**DIRECTION:** Give only the number of lines that contain the word "Implied".

[Begin DATA EXTRACT]

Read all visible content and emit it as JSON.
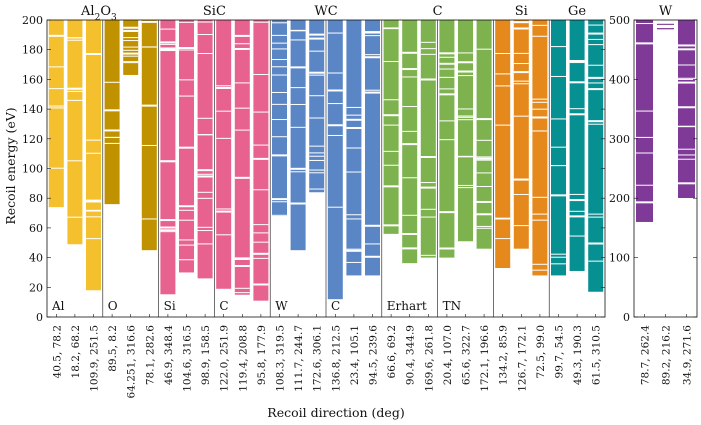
{
  "chart_data": {
    "type": "bar",
    "xlabel": "Recoil direction (deg)",
    "ylabel": "Recoil energy (eV)",
    "panels": [
      {
        "ylim": [
          0,
          200
        ],
        "yticks": [
          0,
          20,
          40,
          60,
          80,
          100,
          120,
          140,
          160,
          180,
          200
        ],
        "groups": [
          {
            "title": "Al₂O₃",
            "title_base": "Al",
            "title_sub1": "2",
            "title_mid": "O",
            "title_sub2": "3",
            "color": "#f5c02e",
            "subgroups": [
              {
                "label": "Al",
                "directions": [
                  {
                    "label": "40.5, 78.2",
                    "threshold": 74
                  },
                  {
                    "label": "18.2, 68.2",
                    "threshold": 49
                  },
                  {
                    "label": "109.9, 251.5",
                    "threshold": 18
                  }
                ]
              }
            ]
          },
          {
            "title": "",
            "color": "#c09200",
            "subgroups": [
              {
                "label": "O",
                "directions": [
                  {
                    "label": "89.5, 8.2",
                    "threshold": 76
                  },
                  {
                    "label": "64.251, 316.6",
                    "threshold": 163
                  },
                  {
                    "label": "78.1, 282.6",
                    "threshold": 45
                  }
                ]
              }
            ]
          },
          {
            "title": "SiC",
            "color": "#e8628f",
            "subgroups": [
              {
                "label": "Si",
                "directions": [
                  {
                    "label": "46.9, 348.4",
                    "threshold": 15
                  },
                  {
                    "label": "104.6, 316.5",
                    "threshold": 30
                  },
                  {
                    "label": "98.9, 158.5",
                    "threshold": 26
                  }
                ]
              },
              {
                "label": "C",
                "directions": [
                  {
                    "label": "122.0, 251.9",
                    "threshold": 19
                  },
                  {
                    "label": "119.4, 208.8",
                    "threshold": 15
                  },
                  {
                    "label": "95.8, 177.9",
                    "threshold": 11
                  }
                ]
              }
            ]
          },
          {
            "title": "WC",
            "color": "#5b86c5",
            "subgroups": [
              {
                "label": "W",
                "directions": [
                  {
                    "label": "108.3, 319.5",
                    "threshold": 68
                  },
                  {
                    "label": "111.7, 244.7",
                    "threshold": 45
                  },
                  {
                    "label": "172.6, 306.1",
                    "threshold": 84
                  }
                ]
              },
              {
                "label": "C",
                "directions": [
                  {
                    "label": "136.8, 212.5",
                    "threshold": 12
                  },
                  {
                    "label": "23.4, 105.1",
                    "threshold": 28
                  },
                  {
                    "label": "94.5, 239.6",
                    "threshold": 28
                  }
                ]
              }
            ]
          },
          {
            "title": "C",
            "color": "#7db24e",
            "subgroups": [
              {
                "label": "Erhart",
                "directions": [
                  {
                    "label": "66.6, 69.2",
                    "threshold": 56
                  },
                  {
                    "label": "90.4, 344.9",
                    "threshold": 36
                  },
                  {
                    "label": "169.6, 261.8",
                    "threshold": 40
                  }
                ]
              },
              {
                "label": "TN",
                "directions": [
                  {
                    "label": "20.4, 107.0",
                    "threshold": 40
                  },
                  {
                    "label": "65.6, 322.7",
                    "threshold": 51
                  },
                  {
                    "label": "172.1, 196.6",
                    "threshold": 46
                  }
                ]
              }
            ]
          },
          {
            "title": "Si",
            "color": "#e6891c",
            "subgroups": [
              {
                "label": "",
                "directions": [
                  {
                    "label": "134.2, 85.9",
                    "threshold": 33
                  },
                  {
                    "label": "126.7, 172.1",
                    "threshold": 46
                  },
                  {
                    "label": "72.5, 99.0",
                    "threshold": 28
                  }
                ]
              }
            ]
          },
          {
            "title": "Ge",
            "color": "#079092",
            "subgroups": [
              {
                "label": "",
                "directions": [
                  {
                    "label": "99.7, 54.5",
                    "threshold": 28
                  },
                  {
                    "label": "49.3, 190.3",
                    "threshold": 31
                  },
                  {
                    "label": "61.5, 310.5",
                    "threshold": 17
                  }
                ]
              }
            ]
          }
        ]
      },
      {
        "ylim": [
          0,
          500
        ],
        "yticks": [
          0,
          100,
          200,
          300,
          400,
          500
        ],
        "groups": [
          {
            "title": "W",
            "color": "#7e3a96",
            "subgroups": [
              {
                "label": "",
                "directions": [
                  {
                    "label": "78.7, 262.4",
                    "threshold": 160
                  },
                  {
                    "label": "89.2, 216.2",
                    "threshold": 482
                  },
                  {
                    "label": "34.9, 271.6",
                    "threshold": 200
                  }
                ]
              }
            ]
          }
        ]
      }
    ]
  }
}
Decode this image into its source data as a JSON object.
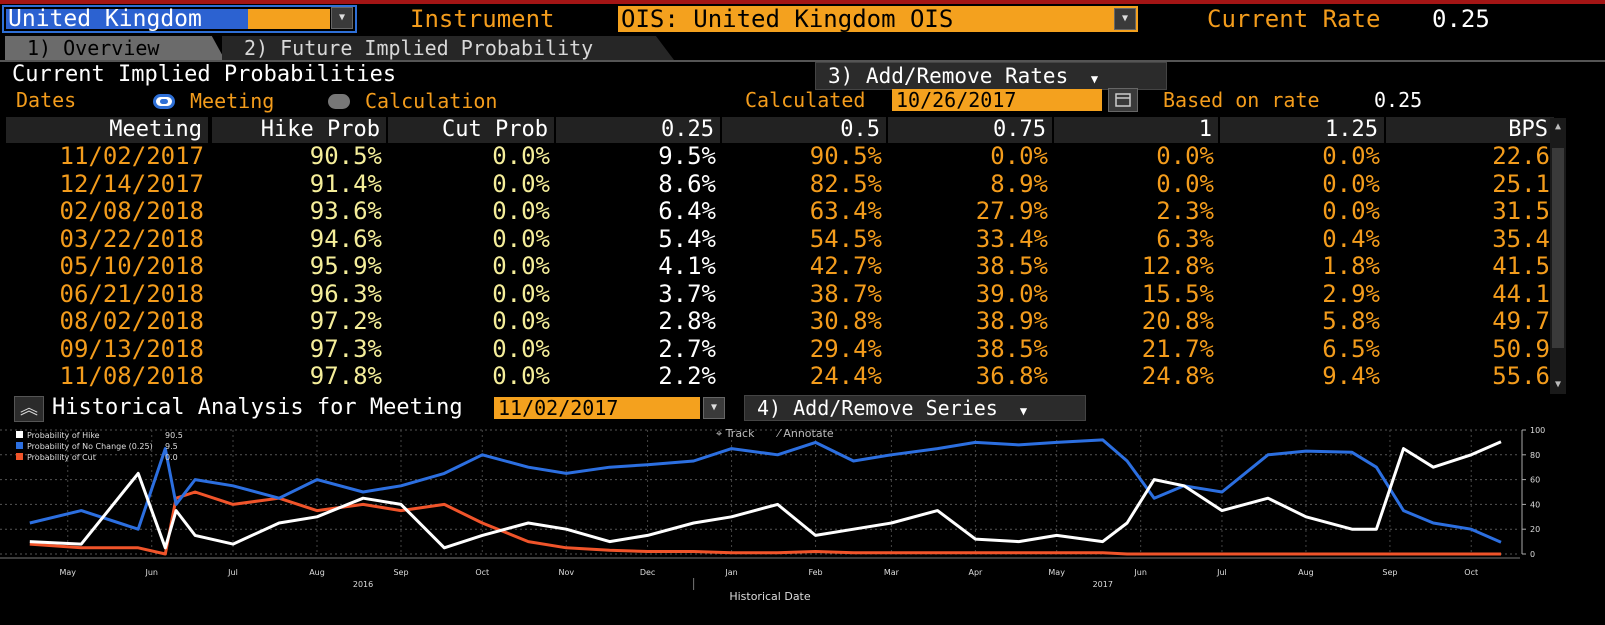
{
  "header": {
    "country_value": "United Kingdom",
    "instrument_label": "Instrument",
    "instrument_value": "OIS: United Kingdom OIS",
    "current_rate_label": "Current Rate",
    "current_rate_value": "0.25"
  },
  "tabs": [
    {
      "label": "1) Overview"
    },
    {
      "label": "2) Future Implied Probability"
    }
  ],
  "overview": {
    "title": "Current Implied Probabilities",
    "add_remove_rates": "3) Add/Remove Rates",
    "dates_label": "Dates",
    "radio_meeting": "Meeting",
    "radio_calculation": "Calculation",
    "calculated_label": "Calculated",
    "calculated_date": "10/26/2017",
    "based_on_label": "Based on rate",
    "based_on_value": "0.25"
  },
  "table": {
    "headers": [
      "Meeting",
      "Hike Prob",
      "Cut Prob",
      "0.25",
      "0.5",
      "0.75",
      "1",
      "1.25",
      "BPS"
    ],
    "rows": [
      [
        "11/02/2017",
        "90.5%",
        "0.0%",
        "9.5%",
        "90.5%",
        "0.0%",
        "0.0%",
        "0.0%",
        "22.6"
      ],
      [
        "12/14/2017",
        "91.4%",
        "0.0%",
        "8.6%",
        "82.5%",
        "8.9%",
        "0.0%",
        "0.0%",
        "25.1"
      ],
      [
        "02/08/2018",
        "93.6%",
        "0.0%",
        "6.4%",
        "63.4%",
        "27.9%",
        "2.3%",
        "0.0%",
        "31.5"
      ],
      [
        "03/22/2018",
        "94.6%",
        "0.0%",
        "5.4%",
        "54.5%",
        "33.4%",
        "6.3%",
        "0.4%",
        "35.4"
      ],
      [
        "05/10/2018",
        "95.9%",
        "0.0%",
        "4.1%",
        "42.7%",
        "38.5%",
        "12.8%",
        "1.8%",
        "41.5"
      ],
      [
        "06/21/2018",
        "96.3%",
        "0.0%",
        "3.7%",
        "38.7%",
        "39.0%",
        "15.5%",
        "2.9%",
        "44.1"
      ],
      [
        "08/02/2018",
        "97.2%",
        "0.0%",
        "2.8%",
        "30.8%",
        "38.9%",
        "20.8%",
        "5.8%",
        "49.7"
      ],
      [
        "09/13/2018",
        "97.3%",
        "0.0%",
        "2.7%",
        "29.4%",
        "38.5%",
        "21.7%",
        "6.5%",
        "50.9"
      ],
      [
        "11/08/2018",
        "97.8%",
        "0.0%",
        "2.2%",
        "24.4%",
        "36.8%",
        "24.8%",
        "9.4%",
        "55.6"
      ]
    ]
  },
  "historical": {
    "title": "Historical Analysis for Meeting",
    "meeting_value": "11/02/2017",
    "add_remove_series": "4) Add/Remove Series",
    "track_label": "Track",
    "annotate_label": "Annotate"
  },
  "colors": {
    "amber": "#f39c1c",
    "blue": "#2c6fe0",
    "red": "#f0542a",
    "white": "#ffffff"
  },
  "chart_data": {
    "type": "line",
    "xlabel": "Historical Date",
    "x_ticks": [
      "May",
      "Jun",
      "Jul",
      "Aug",
      "Sep",
      "Oct",
      "Nov",
      "Dec",
      "Jan",
      "Feb",
      "Mar",
      "Apr",
      "May",
      "Jun",
      "Jul",
      "Aug",
      "Sep",
      "Oct"
    ],
    "year_labels": [
      "2016",
      "2017"
    ],
    "y_ticks": [
      0,
      20,
      40,
      60,
      80,
      100
    ],
    "ylim": [
      0,
      100
    ],
    "legend_position": "top-left",
    "x": [
      "2016-05-01",
      "2016-05-20",
      "2016-06-10",
      "2016-06-20",
      "2016-06-24",
      "2016-07-01",
      "2016-07-15",
      "2016-08-01",
      "2016-08-15",
      "2016-09-01",
      "2016-09-15",
      "2016-10-01",
      "2016-10-15",
      "2016-11-01",
      "2016-11-15",
      "2016-12-01",
      "2016-12-15",
      "2017-01-01",
      "2017-01-15",
      "2017-02-01",
      "2017-02-15",
      "2017-03-01",
      "2017-03-15",
      "2017-04-01",
      "2017-04-15",
      "2017-05-01",
      "2017-05-15",
      "2017-06-01",
      "2017-06-10",
      "2017-06-20",
      "2017-07-01",
      "2017-07-15",
      "2017-08-01",
      "2017-08-15",
      "2017-09-01",
      "2017-09-10",
      "2017-09-20",
      "2017-10-01",
      "2017-10-15",
      "2017-10-26"
    ],
    "series": [
      {
        "name": "Probability of Hike",
        "value_label": "90.5",
        "color": "#ffffff",
        "values": [
          10,
          8,
          65,
          5,
          35,
          15,
          8,
          25,
          30,
          45,
          40,
          5,
          15,
          25,
          20,
          10,
          15,
          25,
          30,
          40,
          15,
          20,
          25,
          35,
          12,
          10,
          15,
          10,
          25,
          60,
          55,
          35,
          45,
          30,
          20,
          20,
          85,
          70,
          80,
          90.5
        ]
      },
      {
        "name": "Probability of No Change (0.25)",
        "value_label": "9.5",
        "color": "#2c6fe0",
        "values": [
          25,
          35,
          20,
          85,
          40,
          60,
          55,
          45,
          60,
          50,
          55,
          65,
          80,
          70,
          65,
          70,
          72,
          75,
          85,
          80,
          90,
          75,
          80,
          85,
          90,
          88,
          90,
          92,
          75,
          45,
          55,
          50,
          80,
          83,
          82,
          70,
          35,
          25,
          20,
          9.5
        ]
      },
      {
        "name": "Probability of Cut",
        "value_label": "0.0",
        "color": "#f0542a",
        "values": [
          8,
          5,
          5,
          0,
          45,
          50,
          40,
          45,
          35,
          40,
          35,
          40,
          25,
          10,
          5,
          3,
          2,
          2,
          1,
          1,
          2,
          1,
          1,
          1,
          1,
          1,
          1,
          1,
          0,
          0,
          0,
          0,
          0,
          0,
          0,
          0,
          0,
          0,
          0,
          0
        ]
      }
    ]
  }
}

[End DATA EXTRACT]

**RESPONSE BELOW:** 2